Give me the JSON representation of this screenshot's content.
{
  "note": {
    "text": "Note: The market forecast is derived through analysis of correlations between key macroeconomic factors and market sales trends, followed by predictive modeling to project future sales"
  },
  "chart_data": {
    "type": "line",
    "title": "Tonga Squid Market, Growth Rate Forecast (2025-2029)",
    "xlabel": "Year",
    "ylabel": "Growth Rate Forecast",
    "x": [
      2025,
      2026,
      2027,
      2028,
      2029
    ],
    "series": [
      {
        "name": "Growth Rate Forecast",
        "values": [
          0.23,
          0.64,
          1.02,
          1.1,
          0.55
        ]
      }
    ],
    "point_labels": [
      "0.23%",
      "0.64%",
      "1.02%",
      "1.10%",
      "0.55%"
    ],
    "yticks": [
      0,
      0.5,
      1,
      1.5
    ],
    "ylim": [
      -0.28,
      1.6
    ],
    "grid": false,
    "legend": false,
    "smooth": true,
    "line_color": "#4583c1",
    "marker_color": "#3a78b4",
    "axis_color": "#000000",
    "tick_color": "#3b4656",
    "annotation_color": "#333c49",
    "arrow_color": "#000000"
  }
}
▬▬▬▬▬▬▬▬▬▬
■ **EXERCISE GOAL**
Gather, from the listing above, every line carrying the word "Rate".

■ **ANSWER FOR THIS EXERCISE**
    "title": "Tonga Squid Market, Growth Rate Forecast (2025-2029)",
    "ylabel": "Growth Rate Forecast",
        "name": "Growth Rate Forecast",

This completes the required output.